======== Data for processing
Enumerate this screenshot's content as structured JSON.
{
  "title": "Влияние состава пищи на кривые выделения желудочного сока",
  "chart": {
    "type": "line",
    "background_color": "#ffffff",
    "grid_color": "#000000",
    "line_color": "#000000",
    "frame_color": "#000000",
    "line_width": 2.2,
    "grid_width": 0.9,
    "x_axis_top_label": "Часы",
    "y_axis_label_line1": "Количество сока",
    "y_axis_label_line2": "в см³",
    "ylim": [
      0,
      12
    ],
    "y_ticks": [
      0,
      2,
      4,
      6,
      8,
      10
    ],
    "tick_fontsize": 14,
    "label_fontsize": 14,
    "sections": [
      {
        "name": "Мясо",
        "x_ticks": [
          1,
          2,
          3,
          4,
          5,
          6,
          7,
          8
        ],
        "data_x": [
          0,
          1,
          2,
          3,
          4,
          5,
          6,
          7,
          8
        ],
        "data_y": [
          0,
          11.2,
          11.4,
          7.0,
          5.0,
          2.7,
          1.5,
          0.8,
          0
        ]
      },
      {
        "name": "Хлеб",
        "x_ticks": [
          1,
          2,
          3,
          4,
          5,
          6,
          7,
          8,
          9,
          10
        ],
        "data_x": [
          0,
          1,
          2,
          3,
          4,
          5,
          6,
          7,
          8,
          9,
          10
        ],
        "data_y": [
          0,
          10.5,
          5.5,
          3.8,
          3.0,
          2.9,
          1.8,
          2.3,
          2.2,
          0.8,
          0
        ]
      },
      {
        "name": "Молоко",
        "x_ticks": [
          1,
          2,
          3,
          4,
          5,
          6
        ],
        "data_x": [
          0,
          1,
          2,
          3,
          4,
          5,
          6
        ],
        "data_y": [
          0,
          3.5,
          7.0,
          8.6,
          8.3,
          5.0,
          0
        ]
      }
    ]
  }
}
================
(Task objective) Reproduce all of the records exactly.

(Answer to this task)
Enumerate this screenshot's content as structured JSON.
{
  "title": "Влияние состава пищи на кривые выделения желудочного сока",
  "chart": {
    "type": "line",
    "background_color": "#ffffff",
    "grid_color": "#000000",
    "line_color": "#000000",
    "frame_color": "#000000",
    "line_width": 2.2,
    "grid_width": 0.9,
    "x_axis_top_label": "Часы",
    "y_axis_label_line1": "Количество сока",
    "y_axis_label_line2": "в см³",
    "ylim": [
      0,
      12
    ],
    "y_ticks": [
      0,
      2,
      4,
      6,
      8,
      10
    ],
    "tick_fontsize": 14,
    "label_fontsize": 14,
    "sections": [
      {
        "name": "Мясо",
        "x_ticks": [
          1,
          2,
          3,
          4,
          5,
          6,
          7,
          8
        ],
        "data_x": [
          0,
          1,
          2,
          3,
          4,
          5,
          6,
          7,
          8
        ],
        "data_y": [
          0,
          11.2,
          11.4,
          7.0,
          5.0,
          2.7,
          1.5,
          0.8,
          0
        ]
      },
      {
        "name": "Хлеб",
        "x_ticks": [
          1,
          2,
          3,
          4,
          5,
          6,
          7,
          8,
          9,
          10
        ],
        "data_x": [
          0,
          1,
          2,
          3,
          4,
          5,
          6,
          7,
          8,
          9,
          10
        ],
        "data_y": [
          0,
          10.5,
          5.5,
          3.8,
          3.0,
          2.9,
          1.8,
          2.3,
          2.2,
          0.8,
          0
        ]
      },
      {
        "name": "Молоко",
        "x_ticks": [
          1,
          2,
          3,
          4,
          5,
          6
        ],
        "data_x": [
          0,
          1,
          2,
          3,
          4,
          5,
          6
        ],
        "data_y": [
          0,
          3.5,
          7.0,
          8.6,
          8.3,
          5.0,
          0
        ]
      }
    ]
  }
}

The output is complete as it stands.